### Stored data
§ §

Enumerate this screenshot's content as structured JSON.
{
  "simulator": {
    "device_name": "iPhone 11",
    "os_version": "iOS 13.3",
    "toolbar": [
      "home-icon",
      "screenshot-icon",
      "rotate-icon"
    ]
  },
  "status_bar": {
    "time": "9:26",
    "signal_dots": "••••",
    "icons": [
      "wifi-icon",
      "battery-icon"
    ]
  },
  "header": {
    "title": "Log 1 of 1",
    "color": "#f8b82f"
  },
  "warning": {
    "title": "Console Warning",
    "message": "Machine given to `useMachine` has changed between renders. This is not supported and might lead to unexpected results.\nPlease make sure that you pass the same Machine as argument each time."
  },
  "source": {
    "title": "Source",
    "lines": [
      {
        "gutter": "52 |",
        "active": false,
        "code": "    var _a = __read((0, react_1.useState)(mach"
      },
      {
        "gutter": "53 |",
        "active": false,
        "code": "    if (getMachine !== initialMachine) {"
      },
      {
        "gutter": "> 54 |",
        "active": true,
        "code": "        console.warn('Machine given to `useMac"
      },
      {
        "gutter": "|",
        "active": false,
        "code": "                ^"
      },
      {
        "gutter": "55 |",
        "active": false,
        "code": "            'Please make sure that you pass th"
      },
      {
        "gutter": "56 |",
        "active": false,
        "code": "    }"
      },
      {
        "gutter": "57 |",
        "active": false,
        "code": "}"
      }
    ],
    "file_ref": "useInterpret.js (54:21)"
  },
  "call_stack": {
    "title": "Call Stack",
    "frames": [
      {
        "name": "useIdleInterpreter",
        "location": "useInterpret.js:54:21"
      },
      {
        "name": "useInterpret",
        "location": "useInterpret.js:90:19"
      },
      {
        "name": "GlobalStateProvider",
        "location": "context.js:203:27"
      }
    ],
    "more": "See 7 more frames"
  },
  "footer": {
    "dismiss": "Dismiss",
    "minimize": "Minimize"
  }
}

§ §

### YOUR INSTRUCTIONS
In the listing, find each line with the string "that" and copy it.

### TASK OUTPUT
    "message": "Machine given to `useMachine` has changed between renders. This is not supported and might lead to unexpected results.\nPlease make sure that you pass the same Machine as argument each time."
        "code": "            'Please make sure that you pass th"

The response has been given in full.